Count how many lines contain "район" and reply with that number only.
------------------------------------------------------------------------
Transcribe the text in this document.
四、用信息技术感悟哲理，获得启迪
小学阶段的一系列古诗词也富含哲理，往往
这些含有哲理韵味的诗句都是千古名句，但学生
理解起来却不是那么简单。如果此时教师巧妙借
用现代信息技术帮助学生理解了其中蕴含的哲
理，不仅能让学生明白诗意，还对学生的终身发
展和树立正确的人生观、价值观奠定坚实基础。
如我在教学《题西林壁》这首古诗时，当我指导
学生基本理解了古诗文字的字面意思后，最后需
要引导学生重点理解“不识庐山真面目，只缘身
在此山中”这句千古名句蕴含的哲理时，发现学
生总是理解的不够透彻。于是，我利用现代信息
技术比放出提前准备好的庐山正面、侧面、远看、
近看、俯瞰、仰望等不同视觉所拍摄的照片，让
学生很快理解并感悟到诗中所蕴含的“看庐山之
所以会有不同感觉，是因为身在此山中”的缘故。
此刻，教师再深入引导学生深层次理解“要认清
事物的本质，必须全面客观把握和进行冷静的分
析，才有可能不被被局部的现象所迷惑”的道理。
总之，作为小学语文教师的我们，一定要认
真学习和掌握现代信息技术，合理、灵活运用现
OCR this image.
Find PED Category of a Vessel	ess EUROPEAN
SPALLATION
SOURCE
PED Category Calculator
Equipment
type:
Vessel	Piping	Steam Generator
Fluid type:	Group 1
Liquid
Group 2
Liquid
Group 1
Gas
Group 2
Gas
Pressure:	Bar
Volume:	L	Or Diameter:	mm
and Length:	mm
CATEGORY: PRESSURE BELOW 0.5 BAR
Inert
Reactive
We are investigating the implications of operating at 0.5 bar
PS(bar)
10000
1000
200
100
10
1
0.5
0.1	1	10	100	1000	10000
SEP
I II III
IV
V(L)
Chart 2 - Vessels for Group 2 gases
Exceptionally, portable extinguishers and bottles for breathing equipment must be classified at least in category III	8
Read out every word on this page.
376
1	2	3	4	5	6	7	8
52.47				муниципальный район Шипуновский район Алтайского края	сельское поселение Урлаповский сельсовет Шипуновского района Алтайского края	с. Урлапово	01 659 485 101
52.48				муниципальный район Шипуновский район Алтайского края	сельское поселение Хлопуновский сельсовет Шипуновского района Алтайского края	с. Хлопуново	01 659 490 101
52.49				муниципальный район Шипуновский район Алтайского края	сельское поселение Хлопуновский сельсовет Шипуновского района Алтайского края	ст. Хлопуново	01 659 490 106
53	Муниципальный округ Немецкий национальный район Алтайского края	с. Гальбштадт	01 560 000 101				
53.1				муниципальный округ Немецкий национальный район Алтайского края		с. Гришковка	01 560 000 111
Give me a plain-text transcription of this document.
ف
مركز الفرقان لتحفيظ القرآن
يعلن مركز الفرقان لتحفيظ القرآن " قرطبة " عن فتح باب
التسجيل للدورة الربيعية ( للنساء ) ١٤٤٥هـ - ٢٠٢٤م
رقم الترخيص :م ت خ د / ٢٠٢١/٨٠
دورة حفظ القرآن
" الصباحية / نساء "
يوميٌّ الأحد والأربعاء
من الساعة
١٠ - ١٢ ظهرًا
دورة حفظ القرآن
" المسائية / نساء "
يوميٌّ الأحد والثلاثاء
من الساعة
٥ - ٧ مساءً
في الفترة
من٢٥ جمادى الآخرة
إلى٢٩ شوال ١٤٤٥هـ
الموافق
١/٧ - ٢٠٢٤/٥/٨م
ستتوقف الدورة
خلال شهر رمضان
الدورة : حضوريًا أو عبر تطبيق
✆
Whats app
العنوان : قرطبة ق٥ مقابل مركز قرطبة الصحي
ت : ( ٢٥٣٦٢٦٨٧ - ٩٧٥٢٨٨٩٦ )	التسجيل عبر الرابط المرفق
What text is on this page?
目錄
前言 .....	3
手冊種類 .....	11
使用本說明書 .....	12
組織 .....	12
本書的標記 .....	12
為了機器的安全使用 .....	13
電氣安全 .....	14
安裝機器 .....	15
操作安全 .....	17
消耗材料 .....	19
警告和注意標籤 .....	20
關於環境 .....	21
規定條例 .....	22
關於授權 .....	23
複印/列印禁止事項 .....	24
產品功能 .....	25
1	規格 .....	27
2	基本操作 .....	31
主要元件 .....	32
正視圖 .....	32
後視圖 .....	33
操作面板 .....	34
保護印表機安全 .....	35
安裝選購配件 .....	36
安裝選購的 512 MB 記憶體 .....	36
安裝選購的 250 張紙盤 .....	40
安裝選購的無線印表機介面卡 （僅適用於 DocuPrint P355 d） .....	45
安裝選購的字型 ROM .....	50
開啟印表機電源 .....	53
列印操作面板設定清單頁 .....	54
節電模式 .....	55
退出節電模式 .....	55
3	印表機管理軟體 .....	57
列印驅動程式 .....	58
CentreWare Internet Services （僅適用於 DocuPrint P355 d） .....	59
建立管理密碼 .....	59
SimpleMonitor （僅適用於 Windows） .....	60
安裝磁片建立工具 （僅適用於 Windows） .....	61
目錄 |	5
------------------------------------------------------------------------
■ **Output of the exercise**
5